Saved entries:
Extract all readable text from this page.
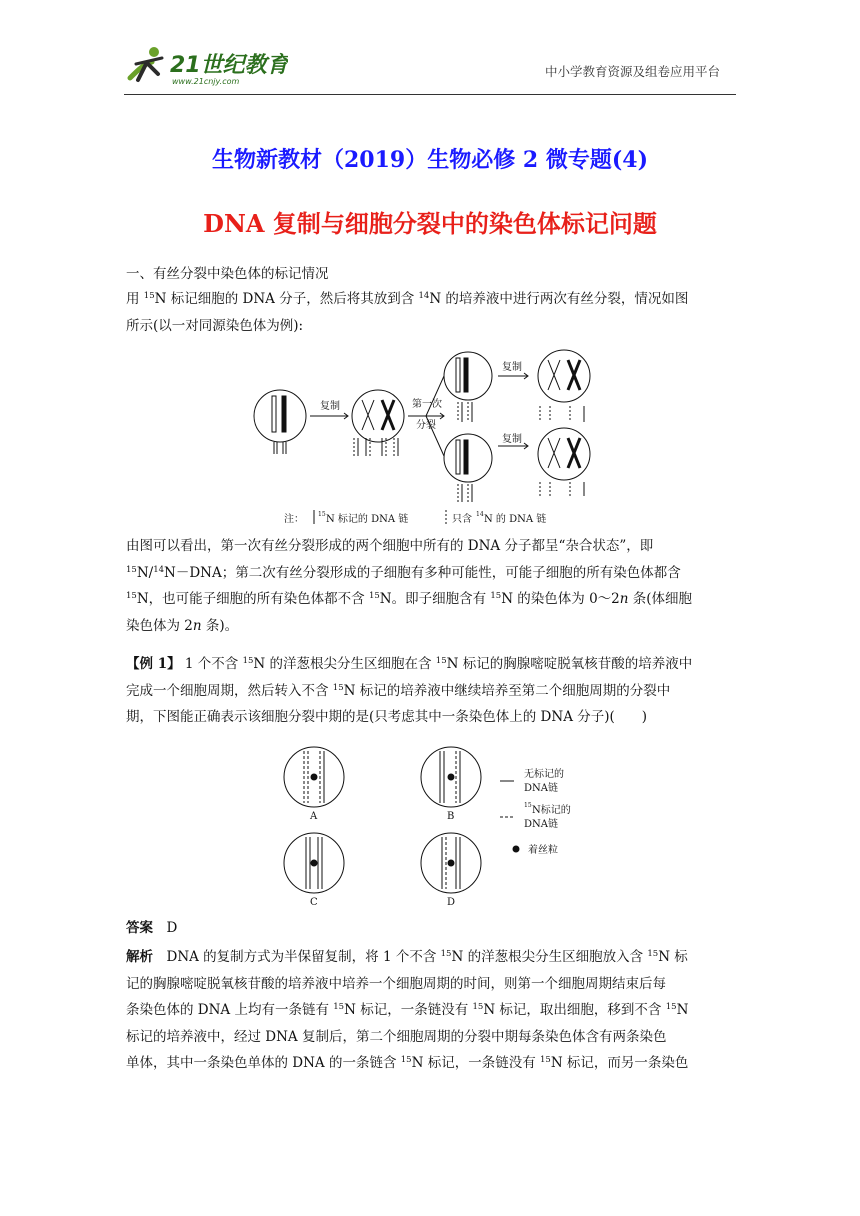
21世纪教育
www.21cnjy.com
中小学教育资源及组卷应用平台
生物新教材（2019）生物必修 2 微专题(4)
DNA 复制与细胞分裂中的染色体标记问题
一、有丝分裂中染色体的标记情况

用 $^{15}$N 标记细胞的 DNA 分子，然后将其放到含 $^{14}$N 的培养液中进行两次有丝分裂，情况如图

所示(以一对同源染色体为例):

复制	第一次
分裂
复制
复制
注： 15 N 标记的 DNA 链	只含 14 N 的 DNA 链

由图可以看出，第一次有丝分裂形成的两个细胞中所有的 DNA 分子都呈“杂合状态”，即

$^{15}$N/$^{14}$N－DNA；第二次有丝分裂形成的子细胞有多种可能性，可能子细胞的所有染色体都含

$^{15}$N，也可能子细胞的所有染色体都不含 $^{15}$N。即子细胞含有 $^{15}$N 的染色体为 0～2n 条(体细胞

染色体为 2n 条)。

【例 1】 1 个不含 $^{15}$N 的洋葱根尖分生区细胞在含 $^{15}$N 标记的胸腺嘧啶脱氧核苷酸的培养液中

完成一个细胞周期，然后转入不含 $^{15}$N 标记的培养液中继续培养至第二个细胞周期的分裂中

期，下图能正确表示该细胞分裂中期的是(只考虑其中一条染色体上的 DNA 分子)(　　)

A	B
C	D
无标记的
DNA链
15 N标记的
DNA链
着丝粒

答案　 D

解析　DNA 的复制方式为半保留复制，将 1 个不含 $^{15}$N 的洋葱根尖分生区细胞放入含 $^{15}$N 标

记的胸腺嘧啶脱氧核苷酸的培养液中培养一个细胞周期的时间，则第一个细胞周期结束后每

条染色体的 DNA 上均有一条链有 $^{15}$N 标记，一条链没有 $^{15}$N 标记，取出细胞，移到不含 $^{15}$N

标记的培养液中，经过 DNA 复制后，第二个细胞周期的分裂中期每条染色体含有两条染色

单体，其中一条染色单体的 DNA 的一条链含 $^{15}$N 标记，一条链没有 $^{15}$N 标记，而另一条染色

YOUR INSTRUCTIONS >> Pictures are to be left out; all else in the entries above is to be quoted exactly.

RESPONSE FOR THIS EXERCISE >>
Extract all readable text from this page.
21世纪教育
www.21cnjy.com
中小学教育资源及组卷应用平台
生物新教材（2019）生物必修 2 微专题(4)
DNA 复制与细胞分裂中的染色体标记问题
一、有丝分裂中染色体的标记情况

用 $^{15}$N 标记细胞的 DNA 分子，然后将其放到含 $^{14}$N 的培养液中进行两次有丝分裂，情况如图

所示(以一对同源染色体为例):

复制	第一次
分裂
复制
复制
注： 15 N 标记的 DNA 链	只含 14 N 的 DNA 链

由图可以看出，第一次有丝分裂形成的两个细胞中所有的 DNA 分子都呈“杂合状态”，即

$^{15}$N/$^{14}$N－DNA；第二次有丝分裂形成的子细胞有多种可能性，可能子细胞的所有染色体都含

$^{15}$N，也可能子细胞的所有染色体都不含 $^{15}$N。即子细胞含有 $^{15}$N 的染色体为 0～2n 条(体细胞

染色体为 2n 条)。

【例 1】 1 个不含 $^{15}$N 的洋葱根尖分生区细胞在含 $^{15}$N 标记的胸腺嘧啶脱氧核苷酸的培养液中

完成一个细胞周期，然后转入不含 $^{15}$N 标记的培养液中继续培养至第二个细胞周期的分裂中

期，下图能正确表示该细胞分裂中期的是(只考虑其中一条染色体上的 DNA 分子)(　　)

A	B
C	D
无标记的
DNA链
15 N标记的
DNA链
着丝粒

答案　 D

解析　DNA 的复制方式为半保留复制，将 1 个不含 $^{15}$N 的洋葱根尖分生区细胞放入含 $^{15}$N 标

记的胸腺嘧啶脱氧核苷酸的培养液中培养一个细胞周期的时间，则第一个细胞周期结束后每

条染色体的 DNA 上均有一条链有 $^{15}$N 标记，一条链没有 $^{15}$N 标记，取出细胞，移到不含 $^{15}$N

标记的培养液中，经过 DNA 复制后，第二个细胞周期的分裂中期每条染色体含有两条染色

单体，其中一条染色单体的 DNA 的一条链含 $^{15}$N 标记，一条链没有 $^{15}$N 标记，而另一条染色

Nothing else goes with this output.